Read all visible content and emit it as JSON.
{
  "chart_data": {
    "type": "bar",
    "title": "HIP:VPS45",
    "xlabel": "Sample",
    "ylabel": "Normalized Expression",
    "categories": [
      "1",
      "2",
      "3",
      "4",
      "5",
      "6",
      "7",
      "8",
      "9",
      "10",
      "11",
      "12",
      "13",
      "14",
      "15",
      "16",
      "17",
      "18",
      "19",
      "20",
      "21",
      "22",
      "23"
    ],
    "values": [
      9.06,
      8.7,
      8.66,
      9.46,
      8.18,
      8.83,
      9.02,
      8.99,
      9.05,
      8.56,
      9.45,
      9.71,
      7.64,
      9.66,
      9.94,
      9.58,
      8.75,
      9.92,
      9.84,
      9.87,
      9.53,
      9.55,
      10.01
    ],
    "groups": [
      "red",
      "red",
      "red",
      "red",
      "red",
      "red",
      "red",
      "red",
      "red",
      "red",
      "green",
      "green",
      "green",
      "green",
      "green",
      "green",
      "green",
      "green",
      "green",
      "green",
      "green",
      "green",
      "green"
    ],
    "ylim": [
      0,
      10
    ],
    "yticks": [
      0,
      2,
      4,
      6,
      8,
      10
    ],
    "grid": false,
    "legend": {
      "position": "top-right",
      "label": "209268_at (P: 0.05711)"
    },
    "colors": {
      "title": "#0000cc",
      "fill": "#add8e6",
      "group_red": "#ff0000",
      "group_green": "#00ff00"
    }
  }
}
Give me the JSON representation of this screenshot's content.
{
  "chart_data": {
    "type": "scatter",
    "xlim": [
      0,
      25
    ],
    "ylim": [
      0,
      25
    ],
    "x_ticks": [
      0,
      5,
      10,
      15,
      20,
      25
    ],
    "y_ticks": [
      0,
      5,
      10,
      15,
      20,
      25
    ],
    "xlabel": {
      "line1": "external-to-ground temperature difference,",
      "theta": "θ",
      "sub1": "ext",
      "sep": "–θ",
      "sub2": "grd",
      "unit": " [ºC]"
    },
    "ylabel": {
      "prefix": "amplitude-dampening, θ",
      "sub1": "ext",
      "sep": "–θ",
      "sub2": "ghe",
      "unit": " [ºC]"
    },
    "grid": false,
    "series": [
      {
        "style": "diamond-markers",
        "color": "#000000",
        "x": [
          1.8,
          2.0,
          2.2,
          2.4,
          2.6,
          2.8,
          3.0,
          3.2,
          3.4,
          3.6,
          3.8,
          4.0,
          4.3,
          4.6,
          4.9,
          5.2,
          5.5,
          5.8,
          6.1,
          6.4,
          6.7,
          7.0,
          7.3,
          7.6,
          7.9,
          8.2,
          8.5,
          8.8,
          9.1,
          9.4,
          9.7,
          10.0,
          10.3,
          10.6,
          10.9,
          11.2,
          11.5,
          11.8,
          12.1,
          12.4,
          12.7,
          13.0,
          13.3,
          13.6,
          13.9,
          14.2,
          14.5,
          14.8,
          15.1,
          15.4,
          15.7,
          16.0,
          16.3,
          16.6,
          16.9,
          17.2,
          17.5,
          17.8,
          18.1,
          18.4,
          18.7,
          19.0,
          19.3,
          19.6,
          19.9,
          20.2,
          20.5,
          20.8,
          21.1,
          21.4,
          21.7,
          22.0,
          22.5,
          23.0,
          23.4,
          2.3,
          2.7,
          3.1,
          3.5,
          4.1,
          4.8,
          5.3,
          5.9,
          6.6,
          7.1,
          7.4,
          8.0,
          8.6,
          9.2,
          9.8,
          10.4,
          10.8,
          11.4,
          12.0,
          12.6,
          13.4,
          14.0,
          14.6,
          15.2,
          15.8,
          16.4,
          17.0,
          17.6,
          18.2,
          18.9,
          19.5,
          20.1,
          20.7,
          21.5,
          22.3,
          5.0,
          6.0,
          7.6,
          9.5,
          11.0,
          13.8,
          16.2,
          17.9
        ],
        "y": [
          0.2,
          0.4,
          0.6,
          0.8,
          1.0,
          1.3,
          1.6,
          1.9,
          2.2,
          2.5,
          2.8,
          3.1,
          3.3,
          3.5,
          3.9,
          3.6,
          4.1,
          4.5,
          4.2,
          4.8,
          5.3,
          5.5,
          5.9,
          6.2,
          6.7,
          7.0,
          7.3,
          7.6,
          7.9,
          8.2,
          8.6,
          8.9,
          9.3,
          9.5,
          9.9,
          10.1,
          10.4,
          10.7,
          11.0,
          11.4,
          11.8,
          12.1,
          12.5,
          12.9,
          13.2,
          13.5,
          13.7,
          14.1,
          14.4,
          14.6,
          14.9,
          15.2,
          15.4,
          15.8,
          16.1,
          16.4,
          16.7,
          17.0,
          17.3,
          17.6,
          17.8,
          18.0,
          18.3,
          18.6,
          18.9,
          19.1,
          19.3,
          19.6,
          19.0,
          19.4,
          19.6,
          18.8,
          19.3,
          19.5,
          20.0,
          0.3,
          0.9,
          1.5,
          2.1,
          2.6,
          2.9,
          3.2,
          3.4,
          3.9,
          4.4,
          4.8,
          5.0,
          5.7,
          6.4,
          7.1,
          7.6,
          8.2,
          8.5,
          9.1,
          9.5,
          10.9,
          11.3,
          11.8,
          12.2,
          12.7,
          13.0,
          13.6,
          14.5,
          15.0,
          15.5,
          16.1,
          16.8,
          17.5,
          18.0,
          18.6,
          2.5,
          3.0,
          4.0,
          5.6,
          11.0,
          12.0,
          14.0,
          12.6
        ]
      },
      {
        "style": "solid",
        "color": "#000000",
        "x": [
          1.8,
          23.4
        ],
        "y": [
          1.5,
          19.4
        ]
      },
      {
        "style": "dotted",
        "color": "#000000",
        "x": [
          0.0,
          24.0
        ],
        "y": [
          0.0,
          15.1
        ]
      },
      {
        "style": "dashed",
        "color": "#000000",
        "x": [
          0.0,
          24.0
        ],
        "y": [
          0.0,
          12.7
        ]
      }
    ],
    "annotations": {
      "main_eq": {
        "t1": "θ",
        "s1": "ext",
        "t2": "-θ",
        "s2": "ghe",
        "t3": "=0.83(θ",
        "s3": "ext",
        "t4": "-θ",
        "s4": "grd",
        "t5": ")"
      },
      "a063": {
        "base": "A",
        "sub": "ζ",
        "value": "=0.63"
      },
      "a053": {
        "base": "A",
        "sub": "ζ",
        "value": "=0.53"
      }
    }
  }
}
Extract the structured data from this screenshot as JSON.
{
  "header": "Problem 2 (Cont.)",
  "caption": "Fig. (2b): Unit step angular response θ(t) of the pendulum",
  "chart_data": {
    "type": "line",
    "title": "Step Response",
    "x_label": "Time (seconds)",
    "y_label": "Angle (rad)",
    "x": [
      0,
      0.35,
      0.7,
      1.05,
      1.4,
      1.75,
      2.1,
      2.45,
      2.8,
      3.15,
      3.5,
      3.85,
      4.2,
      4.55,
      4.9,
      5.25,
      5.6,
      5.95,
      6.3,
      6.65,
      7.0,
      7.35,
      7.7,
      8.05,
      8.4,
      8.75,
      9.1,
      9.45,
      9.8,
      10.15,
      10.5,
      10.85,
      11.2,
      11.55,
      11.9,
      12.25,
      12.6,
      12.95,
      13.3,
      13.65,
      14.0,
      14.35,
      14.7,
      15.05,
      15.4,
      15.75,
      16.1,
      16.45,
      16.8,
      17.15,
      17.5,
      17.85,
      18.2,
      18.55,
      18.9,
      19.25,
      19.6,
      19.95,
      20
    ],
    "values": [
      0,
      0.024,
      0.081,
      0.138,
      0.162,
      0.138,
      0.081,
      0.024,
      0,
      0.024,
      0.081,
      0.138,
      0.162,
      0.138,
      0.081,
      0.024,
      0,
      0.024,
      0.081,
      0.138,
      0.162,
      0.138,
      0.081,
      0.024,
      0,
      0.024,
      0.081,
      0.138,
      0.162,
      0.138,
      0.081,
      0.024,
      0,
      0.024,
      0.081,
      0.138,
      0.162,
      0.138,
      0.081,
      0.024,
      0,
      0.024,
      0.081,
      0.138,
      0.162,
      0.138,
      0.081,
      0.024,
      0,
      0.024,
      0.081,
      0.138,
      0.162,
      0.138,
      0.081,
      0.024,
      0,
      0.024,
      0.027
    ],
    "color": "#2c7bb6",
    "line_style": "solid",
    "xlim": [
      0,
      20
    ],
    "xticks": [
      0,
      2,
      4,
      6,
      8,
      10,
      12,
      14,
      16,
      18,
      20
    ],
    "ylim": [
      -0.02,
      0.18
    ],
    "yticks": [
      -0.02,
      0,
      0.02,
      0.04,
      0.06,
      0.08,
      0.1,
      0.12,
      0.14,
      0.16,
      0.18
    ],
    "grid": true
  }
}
::::
**Exercise requirements**
Search the preceding listing for the word "screenshot" and pull out every line that holds it.

**Written response**
Give me the JSON representation of this screenshot's content.
Extract the structured data from this screenshot as JSON.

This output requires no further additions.